### To do
Print the entries in full, word for word, but not the pictures.

* Begin Data shown *

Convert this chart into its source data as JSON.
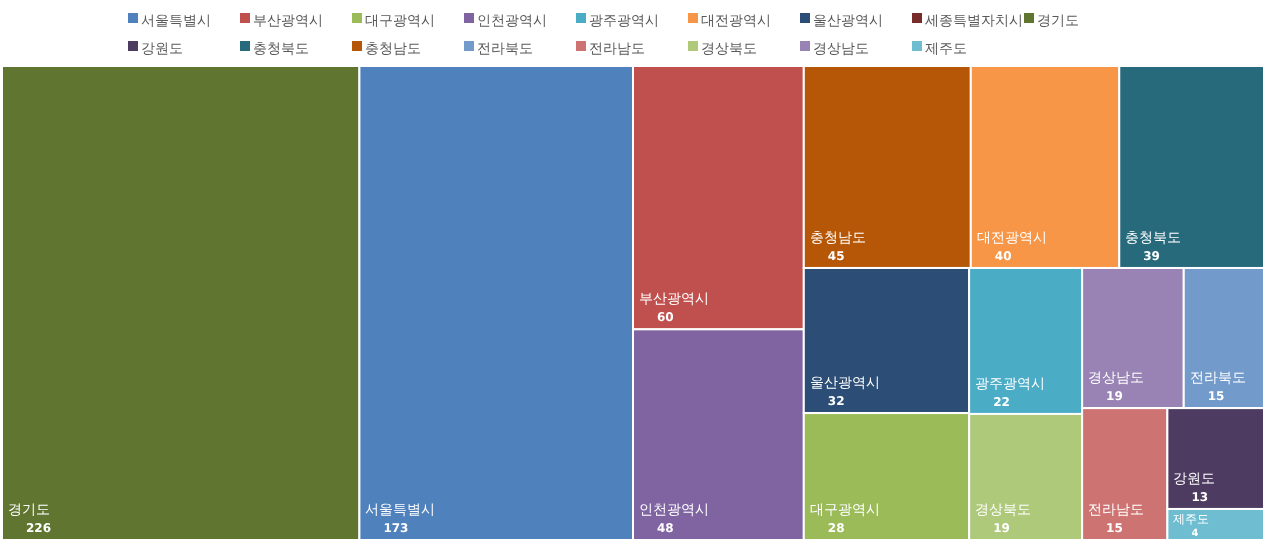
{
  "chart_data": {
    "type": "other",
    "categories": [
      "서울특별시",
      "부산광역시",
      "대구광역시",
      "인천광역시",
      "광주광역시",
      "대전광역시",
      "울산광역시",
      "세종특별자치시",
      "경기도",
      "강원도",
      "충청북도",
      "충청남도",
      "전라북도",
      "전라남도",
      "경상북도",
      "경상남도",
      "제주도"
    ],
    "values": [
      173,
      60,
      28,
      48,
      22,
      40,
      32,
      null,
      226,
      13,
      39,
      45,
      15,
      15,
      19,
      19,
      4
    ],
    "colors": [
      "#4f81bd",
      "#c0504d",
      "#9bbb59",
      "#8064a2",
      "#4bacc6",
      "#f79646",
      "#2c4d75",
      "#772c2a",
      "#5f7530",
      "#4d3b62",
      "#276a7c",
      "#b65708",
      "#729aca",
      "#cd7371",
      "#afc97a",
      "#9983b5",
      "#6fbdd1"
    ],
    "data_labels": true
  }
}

* End Data shown *

### Exercise response
Convert this chart into its source data as JSON.
{
  "chart_data": {
    "type": "other",
    "categories": [
      "서울특별시",
      "부산광역시",
      "대구광역시",
      "인천광역시",
      "광주광역시",
      "대전광역시",
      "울산광역시",
      "세종특별자치시",
      "경기도",
      "강원도",
      "충청북도",
      "충청남도",
      "전라북도",
      "전라남도",
      "경상북도",
      "경상남도",
      "제주도"
    ],
    "values": [
      173,
      60,
      28,
      48,
      22,
      40,
      32,
      null,
      226,
      13,
      39,
      45,
      15,
      15,
      19,
      19,
      4
    ],
    "colors": [
      "#4f81bd",
      "#c0504d",
      "#9bbb59",
      "#8064a2",
      "#4bacc6",
      "#f79646",
      "#2c4d75",
      "#772c2a",
      "#5f7530",
      "#4d3b62",
      "#276a7c",
      "#b65708",
      "#729aca",
      "#cd7371",
      "#afc97a",
      "#9983b5",
      "#6fbdd1"
    ],
    "data_labels": true
  }
}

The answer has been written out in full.